> Data provided:
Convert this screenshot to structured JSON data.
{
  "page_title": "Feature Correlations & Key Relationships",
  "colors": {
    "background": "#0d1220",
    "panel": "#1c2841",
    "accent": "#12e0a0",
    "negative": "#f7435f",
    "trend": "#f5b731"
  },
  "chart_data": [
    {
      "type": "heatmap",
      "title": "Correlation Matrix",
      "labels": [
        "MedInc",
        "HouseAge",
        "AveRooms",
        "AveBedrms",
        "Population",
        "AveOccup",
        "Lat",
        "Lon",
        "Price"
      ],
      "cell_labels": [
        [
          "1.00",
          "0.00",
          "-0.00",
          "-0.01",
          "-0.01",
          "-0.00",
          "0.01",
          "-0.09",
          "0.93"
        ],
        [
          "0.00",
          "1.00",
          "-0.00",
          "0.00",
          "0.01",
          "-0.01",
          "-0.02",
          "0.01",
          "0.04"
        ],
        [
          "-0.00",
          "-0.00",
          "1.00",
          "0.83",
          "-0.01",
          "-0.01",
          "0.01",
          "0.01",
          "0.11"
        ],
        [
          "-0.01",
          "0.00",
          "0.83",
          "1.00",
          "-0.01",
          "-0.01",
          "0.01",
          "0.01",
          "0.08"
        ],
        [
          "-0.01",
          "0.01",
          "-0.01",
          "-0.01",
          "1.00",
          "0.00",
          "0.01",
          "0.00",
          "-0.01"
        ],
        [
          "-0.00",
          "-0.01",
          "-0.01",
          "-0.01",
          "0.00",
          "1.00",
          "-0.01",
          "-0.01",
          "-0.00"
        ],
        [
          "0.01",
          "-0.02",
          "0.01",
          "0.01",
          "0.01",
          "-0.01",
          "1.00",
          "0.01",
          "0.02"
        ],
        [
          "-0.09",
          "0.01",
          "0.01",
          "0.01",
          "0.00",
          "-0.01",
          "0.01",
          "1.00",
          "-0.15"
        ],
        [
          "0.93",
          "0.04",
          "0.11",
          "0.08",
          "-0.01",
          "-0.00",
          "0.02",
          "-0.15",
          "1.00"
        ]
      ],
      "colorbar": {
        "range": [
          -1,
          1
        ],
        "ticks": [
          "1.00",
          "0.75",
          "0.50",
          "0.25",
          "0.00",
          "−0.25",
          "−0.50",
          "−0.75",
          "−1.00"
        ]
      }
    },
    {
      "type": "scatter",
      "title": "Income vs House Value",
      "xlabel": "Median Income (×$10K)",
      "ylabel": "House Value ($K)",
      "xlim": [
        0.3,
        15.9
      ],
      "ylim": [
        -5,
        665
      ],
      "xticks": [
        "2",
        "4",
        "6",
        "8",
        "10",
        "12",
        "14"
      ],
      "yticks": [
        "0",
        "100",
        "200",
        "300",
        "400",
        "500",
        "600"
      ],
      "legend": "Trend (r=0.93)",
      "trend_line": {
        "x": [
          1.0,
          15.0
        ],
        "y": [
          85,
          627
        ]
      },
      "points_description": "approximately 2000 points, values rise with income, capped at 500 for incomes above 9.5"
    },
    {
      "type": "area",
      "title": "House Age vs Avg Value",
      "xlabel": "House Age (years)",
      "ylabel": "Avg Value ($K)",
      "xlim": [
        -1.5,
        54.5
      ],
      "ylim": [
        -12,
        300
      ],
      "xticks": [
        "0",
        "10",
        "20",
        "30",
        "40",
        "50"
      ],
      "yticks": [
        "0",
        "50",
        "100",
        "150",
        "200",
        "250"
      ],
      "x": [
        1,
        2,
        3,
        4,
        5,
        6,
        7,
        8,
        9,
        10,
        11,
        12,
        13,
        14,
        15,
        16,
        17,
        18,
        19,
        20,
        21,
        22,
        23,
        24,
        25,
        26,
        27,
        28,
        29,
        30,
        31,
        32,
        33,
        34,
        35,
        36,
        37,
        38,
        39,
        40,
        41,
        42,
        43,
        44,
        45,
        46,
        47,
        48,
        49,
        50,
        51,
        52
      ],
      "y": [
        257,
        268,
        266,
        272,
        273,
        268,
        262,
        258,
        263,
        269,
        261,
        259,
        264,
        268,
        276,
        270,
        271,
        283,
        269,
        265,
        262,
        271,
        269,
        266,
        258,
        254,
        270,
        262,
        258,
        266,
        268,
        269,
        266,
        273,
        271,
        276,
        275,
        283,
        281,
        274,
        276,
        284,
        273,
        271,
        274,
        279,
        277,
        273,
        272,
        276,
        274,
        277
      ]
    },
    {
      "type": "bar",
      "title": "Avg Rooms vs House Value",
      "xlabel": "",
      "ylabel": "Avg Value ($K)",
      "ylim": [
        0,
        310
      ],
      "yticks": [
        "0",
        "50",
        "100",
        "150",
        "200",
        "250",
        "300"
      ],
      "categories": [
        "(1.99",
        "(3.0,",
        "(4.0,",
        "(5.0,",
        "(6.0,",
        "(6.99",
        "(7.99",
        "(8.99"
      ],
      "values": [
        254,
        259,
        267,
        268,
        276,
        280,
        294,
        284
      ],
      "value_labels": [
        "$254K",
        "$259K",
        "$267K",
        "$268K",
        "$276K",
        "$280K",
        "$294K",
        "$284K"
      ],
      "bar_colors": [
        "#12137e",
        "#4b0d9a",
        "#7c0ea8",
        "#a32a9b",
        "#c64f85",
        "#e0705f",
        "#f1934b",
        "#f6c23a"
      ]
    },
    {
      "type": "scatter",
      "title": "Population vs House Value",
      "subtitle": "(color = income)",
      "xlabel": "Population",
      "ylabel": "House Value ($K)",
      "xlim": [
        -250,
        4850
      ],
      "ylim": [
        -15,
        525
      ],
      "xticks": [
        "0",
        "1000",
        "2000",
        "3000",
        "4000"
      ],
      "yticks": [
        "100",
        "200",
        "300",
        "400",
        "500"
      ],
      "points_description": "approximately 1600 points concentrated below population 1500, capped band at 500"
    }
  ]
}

> What needs to be done: Write out all the lines again, exactly as they are.

> Final answer:
Convert this screenshot to structured JSON data.
{
  "page_title": "Feature Correlations & Key Relationships",
  "colors": {
    "background": "#0d1220",
    "panel": "#1c2841",
    "accent": "#12e0a0",
    "negative": "#f7435f",
    "trend": "#f5b731"
  },
  "chart_data": [
    {
      "type": "heatmap",
      "title": "Correlation Matrix",
      "labels": [
        "MedInc",
        "HouseAge",
        "AveRooms",
        "AveBedrms",
        "Population",
        "AveOccup",
        "Lat",
        "Lon",
        "Price"
      ],
      "cell_labels": [
        [
          "1.00",
          "0.00",
          "-0.00",
          "-0.01",
          "-0.01",
          "-0.00",
          "0.01",
          "-0.09",
          "0.93"
        ],
        [
          "0.00",
          "1.00",
          "-0.00",
          "0.00",
          "0.01",
          "-0.01",
          "-0.02",
          "0.01",
          "0.04"
        ],
        [
          "-0.00",
          "-0.00",
          "1.00",
          "0.83",
          "-0.01",
          "-0.01",
          "0.01",
          "0.01",
          "0.11"
        ],
        [
          "-0.01",
          "0.00",
          "0.83",
          "1.00",
          "-0.01",
          "-0.01",
          "0.01",
          "0.01",
          "0.08"
        ],
        [
          "-0.01",
          "0.01",
          "-0.01",
          "-0.01",
          "1.00",
          "0.00",
          "0.01",
          "0.00",
          "-0.01"
        ],
        [
          "-0.00",
          "-0.01",
          "-0.01",
          "-0.01",
          "0.00",
          "1.00",
          "-0.01",
          "-0.01",
          "-0.00"
        ],
        [
          "0.01",
          "-0.02",
          "0.01",
          "0.01",
          "0.01",
          "-0.01",
          "1.00",
          "0.01",
          "0.02"
        ],
        [
          "-0.09",
          "0.01",
          "0.01",
          "0.01",
          "0.00",
          "-0.01",
          "0.01",
          "1.00",
          "-0.15"
        ],
        [
          "0.93",
          "0.04",
          "0.11",
          "0.08",
          "-0.01",
          "-0.00",
          "0.02",
          "-0.15",
          "1.00"
        ]
      ],
      "colorbar": {
        "range": [
          -1,
          1
        ],
        "ticks": [
          "1.00",
          "0.75",
          "0.50",
          "0.25",
          "0.00",
          "−0.25",
          "−0.50",
          "−0.75",
          "−1.00"
        ]
      }
    },
    {
      "type": "scatter",
      "title": "Income vs House Value",
      "xlabel": "Median Income (×$10K)",
      "ylabel": "House Value ($K)",
      "xlim": [
        0.3,
        15.9
      ],
      "ylim": [
        -5,
        665
      ],
      "xticks": [
        "2",
        "4",
        "6",
        "8",
        "10",
        "12",
        "14"
      ],
      "yticks": [
        "0",
        "100",
        "200",
        "300",
        "400",
        "500",
        "600"
      ],
      "legend": "Trend (r=0.93)",
      "trend_line": {
        "x": [
          1.0,
          15.0
        ],
        "y": [
          85,
          627
        ]
      },
      "points_description": "approximately 2000 points, values rise with income, capped at 500 for incomes above 9.5"
    },
    {
      "type": "area",
      "title": "House Age vs Avg Value",
      "xlabel": "House Age (years)",
      "ylabel": "Avg Value ($K)",
      "xlim": [
        -1.5,
        54.5
      ],
      "ylim": [
        -12,
        300
      ],
      "xticks": [
        "0",
        "10",
        "20",
        "30",
        "40",
        "50"
      ],
      "yticks": [
        "0",
        "50",
        "100",
        "150",
        "200",
        "250"
      ],
      "x": [
        1,
        2,
        3,
        4,
        5,
        6,
        7,
        8,
        9,
        10,
        11,
        12,
        13,
        14,
        15,
        16,
        17,
        18,
        19,
        20,
        21,
        22,
        23,
        24,
        25,
        26,
        27,
        28,
        29,
        30,
        31,
        32,
        33,
        34,
        35,
        36,
        37,
        38,
        39,
        40,
        41,
        42,
        43,
        44,
        45,
        46,
        47,
        48,
        49,
        50,
        51,
        52
      ],
      "y": [
        257,
        268,
        266,
        272,
        273,
        268,
        262,
        258,
        263,
        269,
        261,
        259,
        264,
        268,
        276,
        270,
        271,
        283,
        269,
        265,
        262,
        271,
        269,
        266,
        258,
        254,
        270,
        262,
        258,
        266,
        268,
        269,
        266,
        273,
        271,
        276,
        275,
        283,
        281,
        274,
        276,
        284,
        273,
        271,
        274,
        279,
        277,
        273,
        272,
        276,
        274,
        277
      ]
    },
    {
      "type": "bar",
      "title": "Avg Rooms vs House Value",
      "xlabel": "",
      "ylabel": "Avg Value ($K)",
      "ylim": [
        0,
        310
      ],
      "yticks": [
        "0",
        "50",
        "100",
        "150",
        "200",
        "250",
        "300"
      ],
      "categories": [
        "(1.99",
        "(3.0,",
        "(4.0,",
        "(5.0,",
        "(6.0,",
        "(6.99",
        "(7.99",
        "(8.99"
      ],
      "values": [
        254,
        259,
        267,
        268,
        276,
        280,
        294,
        284
      ],
      "value_labels": [
        "$254K",
        "$259K",
        "$267K",
        "$268K",
        "$276K",
        "$280K",
        "$294K",
        "$284K"
      ],
      "bar_colors": [
        "#12137e",
        "#4b0d9a",
        "#7c0ea8",
        "#a32a9b",
        "#c64f85",
        "#e0705f",
        "#f1934b",
        "#f6c23a"
      ]
    },
    {
      "type": "scatter",
      "title": "Population vs House Value",
      "subtitle": "(color = income)",
      "xlabel": "Population",
      "ylabel": "House Value ($K)",
      "xlim": [
        -250,
        4850
      ],
      "ylim": [
        -15,
        525
      ],
      "xticks": [
        "0",
        "1000",
        "2000",
        "3000",
        "4000"
      ],
      "yticks": [
        "100",
        "200",
        "300",
        "400",
        "500"
      ],
      "points_description": "approximately 1600 points concentrated below population 1500, capped band at 500"
    }
  ]
}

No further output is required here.